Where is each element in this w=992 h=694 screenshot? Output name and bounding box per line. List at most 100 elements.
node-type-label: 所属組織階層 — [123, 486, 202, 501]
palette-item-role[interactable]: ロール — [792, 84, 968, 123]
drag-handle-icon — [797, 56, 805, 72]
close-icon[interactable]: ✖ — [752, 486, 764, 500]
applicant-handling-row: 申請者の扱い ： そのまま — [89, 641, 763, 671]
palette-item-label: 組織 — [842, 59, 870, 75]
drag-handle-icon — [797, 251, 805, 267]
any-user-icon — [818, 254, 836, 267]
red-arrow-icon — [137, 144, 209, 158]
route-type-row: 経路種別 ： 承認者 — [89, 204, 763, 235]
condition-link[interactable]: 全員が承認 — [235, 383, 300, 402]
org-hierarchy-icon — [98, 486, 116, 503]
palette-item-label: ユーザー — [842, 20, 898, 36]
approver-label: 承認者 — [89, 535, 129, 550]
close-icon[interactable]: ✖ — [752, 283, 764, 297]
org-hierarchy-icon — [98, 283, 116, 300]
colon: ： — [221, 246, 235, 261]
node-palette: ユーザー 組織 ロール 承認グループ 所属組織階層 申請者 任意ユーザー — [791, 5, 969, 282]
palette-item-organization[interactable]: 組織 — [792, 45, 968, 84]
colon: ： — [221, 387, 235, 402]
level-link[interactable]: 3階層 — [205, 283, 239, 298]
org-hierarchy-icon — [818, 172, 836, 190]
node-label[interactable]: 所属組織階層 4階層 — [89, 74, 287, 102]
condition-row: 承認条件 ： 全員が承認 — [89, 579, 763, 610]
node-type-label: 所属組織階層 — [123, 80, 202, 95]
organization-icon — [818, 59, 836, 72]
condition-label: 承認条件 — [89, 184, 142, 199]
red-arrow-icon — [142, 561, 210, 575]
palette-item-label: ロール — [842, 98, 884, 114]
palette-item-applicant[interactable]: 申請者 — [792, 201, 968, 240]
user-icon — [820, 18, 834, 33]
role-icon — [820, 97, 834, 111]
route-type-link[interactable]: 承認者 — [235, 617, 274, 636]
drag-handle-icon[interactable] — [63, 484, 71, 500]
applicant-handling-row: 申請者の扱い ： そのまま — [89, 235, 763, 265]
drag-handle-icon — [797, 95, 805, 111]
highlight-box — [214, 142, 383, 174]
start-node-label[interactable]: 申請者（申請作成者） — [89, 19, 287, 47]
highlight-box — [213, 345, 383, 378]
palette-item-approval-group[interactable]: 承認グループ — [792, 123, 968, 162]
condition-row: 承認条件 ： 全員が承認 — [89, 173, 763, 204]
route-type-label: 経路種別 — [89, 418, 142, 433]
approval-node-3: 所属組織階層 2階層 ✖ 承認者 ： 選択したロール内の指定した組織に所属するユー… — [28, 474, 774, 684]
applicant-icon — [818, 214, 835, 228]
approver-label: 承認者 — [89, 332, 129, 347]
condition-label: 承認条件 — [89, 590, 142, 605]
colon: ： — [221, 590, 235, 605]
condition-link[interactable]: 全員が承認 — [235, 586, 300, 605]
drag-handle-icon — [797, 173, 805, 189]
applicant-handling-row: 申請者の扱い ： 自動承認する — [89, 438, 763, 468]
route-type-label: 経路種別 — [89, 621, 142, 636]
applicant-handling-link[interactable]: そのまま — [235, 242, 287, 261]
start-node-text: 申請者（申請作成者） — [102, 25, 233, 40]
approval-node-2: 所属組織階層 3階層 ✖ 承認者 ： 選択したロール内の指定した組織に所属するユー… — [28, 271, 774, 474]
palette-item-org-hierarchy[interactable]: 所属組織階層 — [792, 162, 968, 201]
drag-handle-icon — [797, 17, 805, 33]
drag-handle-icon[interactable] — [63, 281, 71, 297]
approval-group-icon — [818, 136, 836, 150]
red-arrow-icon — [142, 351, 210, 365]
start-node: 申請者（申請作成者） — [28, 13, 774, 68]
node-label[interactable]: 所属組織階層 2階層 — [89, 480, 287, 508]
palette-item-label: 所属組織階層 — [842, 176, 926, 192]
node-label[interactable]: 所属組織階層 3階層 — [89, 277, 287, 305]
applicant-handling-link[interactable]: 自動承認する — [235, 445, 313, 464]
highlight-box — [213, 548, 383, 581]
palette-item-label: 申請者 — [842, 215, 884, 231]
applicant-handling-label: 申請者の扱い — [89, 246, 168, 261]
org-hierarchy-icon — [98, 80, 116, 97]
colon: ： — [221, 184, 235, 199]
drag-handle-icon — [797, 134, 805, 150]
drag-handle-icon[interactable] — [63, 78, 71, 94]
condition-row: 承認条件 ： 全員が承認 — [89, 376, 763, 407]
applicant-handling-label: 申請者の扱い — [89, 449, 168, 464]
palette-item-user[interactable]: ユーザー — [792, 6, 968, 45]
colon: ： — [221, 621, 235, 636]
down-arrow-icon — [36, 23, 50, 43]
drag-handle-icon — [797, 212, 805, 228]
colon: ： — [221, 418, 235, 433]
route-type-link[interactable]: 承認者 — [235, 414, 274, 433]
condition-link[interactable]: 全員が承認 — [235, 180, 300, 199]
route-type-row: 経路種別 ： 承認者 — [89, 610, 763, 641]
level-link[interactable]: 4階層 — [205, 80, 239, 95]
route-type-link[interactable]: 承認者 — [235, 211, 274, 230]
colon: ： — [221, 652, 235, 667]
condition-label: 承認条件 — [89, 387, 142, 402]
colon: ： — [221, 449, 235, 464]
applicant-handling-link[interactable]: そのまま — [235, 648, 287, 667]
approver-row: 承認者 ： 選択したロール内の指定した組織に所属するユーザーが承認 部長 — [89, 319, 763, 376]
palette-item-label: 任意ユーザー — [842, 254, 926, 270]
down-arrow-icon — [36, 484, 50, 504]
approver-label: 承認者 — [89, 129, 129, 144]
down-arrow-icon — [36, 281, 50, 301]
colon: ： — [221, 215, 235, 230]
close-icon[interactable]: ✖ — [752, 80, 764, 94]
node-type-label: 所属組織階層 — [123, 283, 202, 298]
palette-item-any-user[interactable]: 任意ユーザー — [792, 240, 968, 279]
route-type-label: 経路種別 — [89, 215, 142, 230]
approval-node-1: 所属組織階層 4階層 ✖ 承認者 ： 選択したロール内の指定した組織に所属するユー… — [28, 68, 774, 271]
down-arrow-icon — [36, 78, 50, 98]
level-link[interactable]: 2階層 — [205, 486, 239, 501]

————————

What you need to do:
Return each line of the items above unchanged, reproducing every character.

Result of the task:
Where is each element in this w=992 h=694 screenshot? Output name and bounding box per line. List at most 100 elements.
node-type-label: 所属組織階層 — [123, 486, 202, 501]
palette-item-role[interactable]: ロール — [792, 84, 968, 123]
drag-handle-icon — [797, 56, 805, 72]
close-icon[interactable]: ✖ — [752, 486, 764, 500]
applicant-handling-row: 申請者の扱い ： そのまま — [89, 641, 763, 671]
palette-item-label: 組織 — [842, 59, 870, 75]
drag-handle-icon — [797, 251, 805, 267]
any-user-icon — [818, 254, 836, 267]
red-arrow-icon — [137, 144, 209, 158]
route-type-row: 経路種別 ： 承認者 — [89, 204, 763, 235]
condition-link[interactable]: 全員が承認 — [235, 383, 300, 402]
org-hierarchy-icon — [98, 486, 116, 503]
palette-item-label: ユーザー — [842, 20, 898, 36]
approver-label: 承認者 — [89, 535, 129, 550]
close-icon[interactable]: ✖ — [752, 283, 764, 297]
org-hierarchy-icon — [98, 283, 116, 300]
colon: ： — [221, 246, 235, 261]
node-palette: ユーザー 組織 ロール 承認グループ 所属組織階層 申請者 任意ユーザー — [791, 5, 969, 282]
palette-item-organization[interactable]: 組織 — [792, 45, 968, 84]
colon: ： — [221, 387, 235, 402]
level-link[interactable]: 3階層 — [205, 283, 239, 298]
org-hierarchy-icon — [818, 172, 836, 190]
node-label[interactable]: 所属組織階層 4階層 — [89, 74, 287, 102]
condition-row: 承認条件 ： 全員が承認 — [89, 579, 763, 610]
node-type-label: 所属組織階層 — [123, 80, 202, 95]
organization-icon — [818, 59, 836, 72]
condition-label: 承認条件 — [89, 184, 142, 199]
red-arrow-icon — [142, 561, 210, 575]
palette-item-label: ロール — [842, 98, 884, 114]
palette-item-applicant[interactable]: 申請者 — [792, 201, 968, 240]
user-icon — [820, 18, 834, 33]
role-icon — [820, 97, 834, 111]
route-type-link[interactable]: 承認者 — [235, 617, 274, 636]
drag-handle-icon[interactable] — [63, 484, 71, 500]
applicant-handling-row: 申請者の扱い ： そのまま — [89, 235, 763, 265]
drag-handle-icon — [797, 95, 805, 111]
highlight-box — [214, 142, 383, 174]
start-node-label[interactable]: 申請者（申請作成者） — [89, 19, 287, 47]
highlight-box — [213, 345, 383, 378]
palette-item-approval-group[interactable]: 承認グループ — [792, 123, 968, 162]
condition-row: 承認条件 ： 全員が承認 — [89, 173, 763, 204]
route-type-label: 経路種別 — [89, 418, 142, 433]
approval-node-3: 所属組織階層 2階層 ✖ 承認者 ： 選択したロール内の指定した組織に所属するユー… — [28, 474, 774, 684]
applicant-icon — [818, 214, 835, 228]
approver-label: 承認者 — [89, 332, 129, 347]
condition-label: 承認条件 — [89, 590, 142, 605]
colon: ： — [221, 590, 235, 605]
condition-link[interactable]: 全員が承認 — [235, 586, 300, 605]
drag-handle-icon — [797, 173, 805, 189]
applicant-handling-row: 申請者の扱い ： 自動承認する — [89, 438, 763, 468]
route-type-label: 経路種別 — [89, 621, 142, 636]
applicant-handling-link[interactable]: そのまま — [235, 242, 287, 261]
start-node-text: 申請者（申請作成者） — [102, 25, 233, 40]
approval-node-2: 所属組織階層 3階層 ✖ 承認者 ： 選択したロール内の指定した組織に所属するユー… — [28, 271, 774, 474]
palette-item-org-hierarchy[interactable]: 所属組織階層 — [792, 162, 968, 201]
drag-handle-icon — [797, 17, 805, 33]
drag-handle-icon[interactable] — [63, 281, 71, 297]
approval-group-icon — [818, 136, 836, 150]
red-arrow-icon — [142, 351, 210, 365]
start-node: 申請者（申請作成者） — [28, 13, 774, 68]
node-label[interactable]: 所属組織階層 2階層 — [89, 480, 287, 508]
palette-item-label: 所属組織階層 — [842, 176, 926, 192]
node-label[interactable]: 所属組織階層 3階層 — [89, 277, 287, 305]
applicant-handling-link[interactable]: 自動承認する — [235, 445, 313, 464]
highlight-box — [213, 548, 383, 581]
palette-item-label: 申請者 — [842, 215, 884, 231]
applicant-handling-label: 申請者の扱い — [89, 246, 168, 261]
org-hierarchy-icon — [98, 80, 116, 97]
colon: ： — [221, 184, 235, 199]
drag-handle-icon — [797, 134, 805, 150]
drag-handle-icon[interactable] — [63, 78, 71, 94]
condition-row: 承認条件 ： 全員が承認 — [89, 376, 763, 407]
applicant-handling-label: 申請者の扱い — [89, 449, 168, 464]
palette-item-user[interactable]: ユーザー — [792, 6, 968, 45]
colon: ： — [221, 621, 235, 636]
down-arrow-icon — [36, 23, 50, 43]
drag-handle-icon — [797, 212, 805, 228]
colon: ： — [221, 418, 235, 433]
route-type-link[interactable]: 承認者 — [235, 414, 274, 433]
condition-link[interactable]: 全員が承認 — [235, 180, 300, 199]
route-type-row: 経路種別 ： 承認者 — [89, 610, 763, 641]
level-link[interactable]: 4階層 — [205, 80, 239, 95]
route-type-link[interactable]: 承認者 — [235, 211, 274, 230]
colon: ： — [221, 652, 235, 667]
condition-label: 承認条件 — [89, 387, 142, 402]
colon: ： — [221, 449, 235, 464]
applicant-handling-link[interactable]: そのまま — [235, 648, 287, 667]
approver-row: 承認者 ： 選択したロール内の指定した組織に所属するユーザーが承認 部長 — [89, 319, 763, 376]
palette-item-label: 任意ユーザー — [842, 254, 926, 270]
down-arrow-icon — [36, 484, 50, 504]
approver-label: 承認者 — [89, 129, 129, 144]
down-arrow-icon — [36, 281, 50, 301]
colon: ： — [221, 215, 235, 230]
close-icon[interactable]: ✖ — [752, 80, 764, 94]
node-type-label: 所属組織階層 — [123, 283, 202, 298]
palette-item-any-user[interactable]: 任意ユーザー — [792, 240, 968, 279]
route-type-label: 経路種別 — [89, 215, 142, 230]
approval-node-1: 所属組織階層 4階層 ✖ 承認者 ： 選択したロール内の指定した組織に所属するユー… — [28, 68, 774, 271]
down-arrow-icon — [36, 78, 50, 98]
level-link[interactable]: 2階層 — [205, 486, 239, 501]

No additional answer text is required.